··· TASK INPUTS ···
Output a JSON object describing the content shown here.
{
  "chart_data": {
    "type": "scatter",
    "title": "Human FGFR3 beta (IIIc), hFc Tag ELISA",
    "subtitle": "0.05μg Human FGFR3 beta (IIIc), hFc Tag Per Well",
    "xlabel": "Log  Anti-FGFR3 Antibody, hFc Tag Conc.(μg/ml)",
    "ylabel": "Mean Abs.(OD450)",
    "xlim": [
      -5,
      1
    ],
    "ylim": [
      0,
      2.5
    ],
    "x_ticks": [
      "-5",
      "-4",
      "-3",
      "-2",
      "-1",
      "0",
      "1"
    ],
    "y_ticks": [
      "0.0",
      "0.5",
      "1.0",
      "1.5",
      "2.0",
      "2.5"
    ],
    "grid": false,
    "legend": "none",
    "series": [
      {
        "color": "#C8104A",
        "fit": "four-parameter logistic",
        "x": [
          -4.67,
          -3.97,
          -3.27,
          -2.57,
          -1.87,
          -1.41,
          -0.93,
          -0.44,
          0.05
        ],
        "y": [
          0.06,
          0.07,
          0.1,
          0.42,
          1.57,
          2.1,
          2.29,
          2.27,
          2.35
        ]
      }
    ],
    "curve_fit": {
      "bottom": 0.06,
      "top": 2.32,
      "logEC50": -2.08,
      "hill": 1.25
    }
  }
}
···
**EXERCISE BRIEF:** Repeat each line above exactly as it stands.

**OUTPUT BELOW:**
Output a JSON object describing the content shown here.
{
  "chart_data": {
    "type": "scatter",
    "title": "Human FGFR3 beta (IIIc), hFc Tag ELISA",
    "subtitle": "0.05μg Human FGFR3 beta (IIIc), hFc Tag Per Well",
    "xlabel": "Log  Anti-FGFR3 Antibody, hFc Tag Conc.(μg/ml)",
    "ylabel": "Mean Abs.(OD450)",
    "xlim": [
      -5,
      1
    ],
    "ylim": [
      0,
      2.5
    ],
    "x_ticks": [
      "-5",
      "-4",
      "-3",
      "-2",
      "-1",
      "0",
      "1"
    ],
    "y_ticks": [
      "0.0",
      "0.5",
      "1.0",
      "1.5",
      "2.0",
      "2.5"
    ],
    "grid": false,
    "legend": "none",
    "series": [
      {
        "color": "#C8104A",
        "fit": "four-parameter logistic",
        "x": [
          -4.67,
          -3.97,
          -3.27,
          -2.57,
          -1.87,
          -1.41,
          -0.93,
          -0.44,
          0.05
        ],
        "y": [
          0.06,
          0.07,
          0.1,
          0.42,
          1.57,
          2.1,
          2.29,
          2.27,
          2.35
        ]
      }
    ],
    "curve_fit": {
      "bottom": 0.06,
      "top": 2.32,
      "logEC50": -2.08,
      "hill": 1.25
    }
  }
}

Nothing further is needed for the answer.